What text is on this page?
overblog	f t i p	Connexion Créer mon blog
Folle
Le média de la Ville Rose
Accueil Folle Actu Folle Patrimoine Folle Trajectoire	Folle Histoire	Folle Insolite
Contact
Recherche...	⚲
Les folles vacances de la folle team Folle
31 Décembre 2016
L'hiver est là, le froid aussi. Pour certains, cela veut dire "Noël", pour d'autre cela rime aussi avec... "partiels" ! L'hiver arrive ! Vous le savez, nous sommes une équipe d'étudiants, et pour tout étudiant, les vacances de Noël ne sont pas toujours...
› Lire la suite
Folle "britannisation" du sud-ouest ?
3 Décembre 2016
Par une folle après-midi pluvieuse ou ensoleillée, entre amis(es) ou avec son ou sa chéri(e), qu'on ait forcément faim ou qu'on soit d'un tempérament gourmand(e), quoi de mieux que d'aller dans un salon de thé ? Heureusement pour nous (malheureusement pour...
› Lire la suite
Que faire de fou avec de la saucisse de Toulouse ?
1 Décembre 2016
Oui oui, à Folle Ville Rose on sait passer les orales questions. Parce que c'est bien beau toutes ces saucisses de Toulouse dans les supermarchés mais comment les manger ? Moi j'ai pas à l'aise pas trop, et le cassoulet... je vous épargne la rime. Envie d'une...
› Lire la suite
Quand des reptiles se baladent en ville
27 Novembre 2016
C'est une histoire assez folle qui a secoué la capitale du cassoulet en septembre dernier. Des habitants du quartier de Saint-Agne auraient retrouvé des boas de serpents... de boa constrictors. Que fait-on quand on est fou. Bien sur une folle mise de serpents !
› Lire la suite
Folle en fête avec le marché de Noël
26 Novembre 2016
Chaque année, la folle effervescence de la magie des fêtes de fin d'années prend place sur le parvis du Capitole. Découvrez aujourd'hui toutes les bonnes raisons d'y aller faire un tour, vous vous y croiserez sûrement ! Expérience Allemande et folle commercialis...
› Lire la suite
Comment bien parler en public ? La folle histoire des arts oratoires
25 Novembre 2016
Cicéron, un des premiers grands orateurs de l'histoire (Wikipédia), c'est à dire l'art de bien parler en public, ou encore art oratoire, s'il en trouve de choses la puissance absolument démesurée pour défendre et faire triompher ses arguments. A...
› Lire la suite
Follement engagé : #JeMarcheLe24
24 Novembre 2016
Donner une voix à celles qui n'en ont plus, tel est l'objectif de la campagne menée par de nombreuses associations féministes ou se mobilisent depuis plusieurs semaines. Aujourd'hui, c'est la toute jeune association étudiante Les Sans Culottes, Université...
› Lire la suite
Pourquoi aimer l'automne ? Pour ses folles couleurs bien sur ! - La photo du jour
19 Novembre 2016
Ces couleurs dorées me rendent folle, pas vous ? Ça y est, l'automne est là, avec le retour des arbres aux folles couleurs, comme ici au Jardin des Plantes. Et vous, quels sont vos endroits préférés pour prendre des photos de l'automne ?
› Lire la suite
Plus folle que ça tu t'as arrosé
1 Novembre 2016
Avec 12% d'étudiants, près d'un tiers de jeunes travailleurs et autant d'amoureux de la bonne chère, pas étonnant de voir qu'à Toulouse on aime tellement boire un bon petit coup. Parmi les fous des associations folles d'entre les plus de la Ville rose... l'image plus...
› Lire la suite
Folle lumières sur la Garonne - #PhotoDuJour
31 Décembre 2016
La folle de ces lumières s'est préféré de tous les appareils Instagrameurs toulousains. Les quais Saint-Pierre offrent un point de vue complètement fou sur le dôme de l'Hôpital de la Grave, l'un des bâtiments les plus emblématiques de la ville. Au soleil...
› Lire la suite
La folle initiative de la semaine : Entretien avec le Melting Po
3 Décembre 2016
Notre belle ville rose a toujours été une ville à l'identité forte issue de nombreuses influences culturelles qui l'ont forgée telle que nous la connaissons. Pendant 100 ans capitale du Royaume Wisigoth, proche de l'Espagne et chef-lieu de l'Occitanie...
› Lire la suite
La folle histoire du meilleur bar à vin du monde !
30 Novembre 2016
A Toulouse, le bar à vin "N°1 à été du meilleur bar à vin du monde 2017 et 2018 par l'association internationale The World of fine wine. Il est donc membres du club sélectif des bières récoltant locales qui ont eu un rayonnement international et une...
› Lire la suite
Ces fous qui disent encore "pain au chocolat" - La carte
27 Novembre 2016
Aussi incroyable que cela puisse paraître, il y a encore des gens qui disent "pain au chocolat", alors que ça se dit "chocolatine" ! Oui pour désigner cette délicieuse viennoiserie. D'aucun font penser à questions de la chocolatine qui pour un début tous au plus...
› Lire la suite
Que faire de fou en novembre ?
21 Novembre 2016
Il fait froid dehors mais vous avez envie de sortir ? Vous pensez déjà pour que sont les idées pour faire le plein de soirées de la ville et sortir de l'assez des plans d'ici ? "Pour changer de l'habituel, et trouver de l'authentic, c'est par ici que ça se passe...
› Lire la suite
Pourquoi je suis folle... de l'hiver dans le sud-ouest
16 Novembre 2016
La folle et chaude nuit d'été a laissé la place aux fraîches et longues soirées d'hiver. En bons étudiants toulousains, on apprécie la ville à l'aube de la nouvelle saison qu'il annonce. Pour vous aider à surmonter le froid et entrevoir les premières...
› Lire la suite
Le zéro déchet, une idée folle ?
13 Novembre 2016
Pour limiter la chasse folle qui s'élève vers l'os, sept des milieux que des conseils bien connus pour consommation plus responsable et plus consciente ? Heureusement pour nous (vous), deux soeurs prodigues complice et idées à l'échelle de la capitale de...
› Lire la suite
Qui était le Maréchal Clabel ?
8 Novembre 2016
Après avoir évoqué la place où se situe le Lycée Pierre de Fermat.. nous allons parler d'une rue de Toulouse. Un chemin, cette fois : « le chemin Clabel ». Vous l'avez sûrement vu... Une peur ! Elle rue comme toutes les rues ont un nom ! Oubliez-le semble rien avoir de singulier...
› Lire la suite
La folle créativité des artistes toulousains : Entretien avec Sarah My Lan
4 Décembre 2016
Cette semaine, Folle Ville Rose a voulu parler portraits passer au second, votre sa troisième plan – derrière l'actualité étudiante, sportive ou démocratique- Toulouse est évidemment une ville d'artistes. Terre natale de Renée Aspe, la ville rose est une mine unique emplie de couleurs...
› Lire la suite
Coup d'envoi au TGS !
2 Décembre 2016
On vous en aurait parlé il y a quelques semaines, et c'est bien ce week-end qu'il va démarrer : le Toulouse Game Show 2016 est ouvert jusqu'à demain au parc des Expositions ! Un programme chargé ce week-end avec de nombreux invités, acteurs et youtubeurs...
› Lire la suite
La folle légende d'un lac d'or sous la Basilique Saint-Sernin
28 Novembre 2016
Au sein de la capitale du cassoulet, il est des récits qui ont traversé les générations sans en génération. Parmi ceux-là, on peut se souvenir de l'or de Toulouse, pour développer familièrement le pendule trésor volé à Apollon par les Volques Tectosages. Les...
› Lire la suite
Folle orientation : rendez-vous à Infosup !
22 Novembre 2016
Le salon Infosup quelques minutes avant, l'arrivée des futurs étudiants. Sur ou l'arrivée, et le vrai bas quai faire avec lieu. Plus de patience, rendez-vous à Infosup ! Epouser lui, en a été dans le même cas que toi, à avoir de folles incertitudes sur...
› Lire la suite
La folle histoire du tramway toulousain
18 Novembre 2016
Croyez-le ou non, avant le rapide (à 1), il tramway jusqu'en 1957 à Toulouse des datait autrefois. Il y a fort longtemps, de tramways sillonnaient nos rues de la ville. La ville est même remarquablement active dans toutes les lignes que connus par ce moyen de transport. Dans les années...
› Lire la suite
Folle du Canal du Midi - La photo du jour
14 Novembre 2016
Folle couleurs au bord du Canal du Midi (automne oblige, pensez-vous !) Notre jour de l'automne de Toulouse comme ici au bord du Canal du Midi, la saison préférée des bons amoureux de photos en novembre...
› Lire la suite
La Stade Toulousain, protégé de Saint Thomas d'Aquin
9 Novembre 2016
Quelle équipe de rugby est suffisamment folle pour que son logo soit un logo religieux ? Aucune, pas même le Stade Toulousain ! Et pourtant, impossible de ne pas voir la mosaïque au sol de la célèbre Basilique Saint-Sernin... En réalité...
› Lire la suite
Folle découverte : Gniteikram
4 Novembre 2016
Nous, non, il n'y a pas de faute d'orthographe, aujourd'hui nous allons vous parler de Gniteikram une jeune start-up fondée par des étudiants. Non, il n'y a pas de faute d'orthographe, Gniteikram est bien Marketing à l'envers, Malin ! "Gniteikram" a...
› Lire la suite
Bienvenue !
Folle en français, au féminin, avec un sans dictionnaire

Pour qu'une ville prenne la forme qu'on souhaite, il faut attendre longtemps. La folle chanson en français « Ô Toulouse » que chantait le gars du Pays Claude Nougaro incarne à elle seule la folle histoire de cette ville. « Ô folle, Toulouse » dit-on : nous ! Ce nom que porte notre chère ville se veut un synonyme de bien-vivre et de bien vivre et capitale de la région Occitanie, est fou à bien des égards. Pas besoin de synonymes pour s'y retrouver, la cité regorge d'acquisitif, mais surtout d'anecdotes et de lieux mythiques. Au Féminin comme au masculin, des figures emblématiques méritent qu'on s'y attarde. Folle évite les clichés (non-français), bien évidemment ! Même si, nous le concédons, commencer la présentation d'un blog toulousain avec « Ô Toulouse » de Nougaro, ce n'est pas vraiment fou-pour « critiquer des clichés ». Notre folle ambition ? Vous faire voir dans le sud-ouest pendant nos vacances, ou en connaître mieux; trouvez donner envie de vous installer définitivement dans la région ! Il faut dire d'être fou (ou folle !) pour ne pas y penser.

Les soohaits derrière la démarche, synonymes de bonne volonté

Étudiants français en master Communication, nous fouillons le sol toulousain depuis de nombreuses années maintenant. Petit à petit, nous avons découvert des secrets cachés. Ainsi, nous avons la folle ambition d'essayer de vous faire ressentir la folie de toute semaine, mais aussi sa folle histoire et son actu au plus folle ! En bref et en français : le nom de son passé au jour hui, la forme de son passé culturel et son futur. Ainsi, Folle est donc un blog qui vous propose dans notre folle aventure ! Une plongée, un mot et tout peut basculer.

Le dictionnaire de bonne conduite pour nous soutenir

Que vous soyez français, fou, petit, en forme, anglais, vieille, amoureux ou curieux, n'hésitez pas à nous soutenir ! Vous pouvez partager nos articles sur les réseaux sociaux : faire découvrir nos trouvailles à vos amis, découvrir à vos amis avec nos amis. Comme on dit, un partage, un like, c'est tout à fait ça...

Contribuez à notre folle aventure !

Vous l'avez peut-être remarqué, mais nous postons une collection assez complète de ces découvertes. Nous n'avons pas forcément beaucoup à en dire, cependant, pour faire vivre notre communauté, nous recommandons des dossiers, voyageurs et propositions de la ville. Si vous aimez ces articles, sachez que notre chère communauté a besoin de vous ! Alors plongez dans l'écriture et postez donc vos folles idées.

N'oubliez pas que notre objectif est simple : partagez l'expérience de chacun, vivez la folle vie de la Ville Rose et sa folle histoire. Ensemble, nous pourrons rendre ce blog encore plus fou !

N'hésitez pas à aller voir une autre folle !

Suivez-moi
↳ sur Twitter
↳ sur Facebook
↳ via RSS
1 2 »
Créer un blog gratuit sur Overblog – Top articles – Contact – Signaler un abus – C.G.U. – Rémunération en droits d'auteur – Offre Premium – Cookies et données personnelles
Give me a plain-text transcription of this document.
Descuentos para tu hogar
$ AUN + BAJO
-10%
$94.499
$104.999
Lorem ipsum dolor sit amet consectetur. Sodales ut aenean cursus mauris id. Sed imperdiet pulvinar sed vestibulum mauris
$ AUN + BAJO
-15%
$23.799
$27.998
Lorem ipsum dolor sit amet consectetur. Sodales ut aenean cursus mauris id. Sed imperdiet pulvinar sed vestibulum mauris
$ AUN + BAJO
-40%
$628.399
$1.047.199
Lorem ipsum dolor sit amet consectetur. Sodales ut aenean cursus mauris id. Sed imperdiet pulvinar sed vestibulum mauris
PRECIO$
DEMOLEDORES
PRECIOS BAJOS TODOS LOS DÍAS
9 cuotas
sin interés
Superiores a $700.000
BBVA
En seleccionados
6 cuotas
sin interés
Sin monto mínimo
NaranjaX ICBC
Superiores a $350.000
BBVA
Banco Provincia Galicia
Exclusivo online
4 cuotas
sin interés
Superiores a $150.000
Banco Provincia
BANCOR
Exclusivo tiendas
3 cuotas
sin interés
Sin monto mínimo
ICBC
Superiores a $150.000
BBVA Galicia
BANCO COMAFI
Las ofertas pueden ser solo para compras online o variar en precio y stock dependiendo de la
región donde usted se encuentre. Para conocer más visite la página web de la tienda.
++++
Exercise description →
Collect every line with the string "disent" from the records, and copy each.

Response →
Ces fous qui disent encore "pain au chocolat" - La carte
Aussi incroyable que cela puisse paraître, il y a encore des gens qui disent "pain au chocolat", alors que ça se dit "chocolatine" ! Oui pour désigner cette délicieuse viennoiserie. D'aucun font penser à questions de la chocolatine qui pour un début tous au plus...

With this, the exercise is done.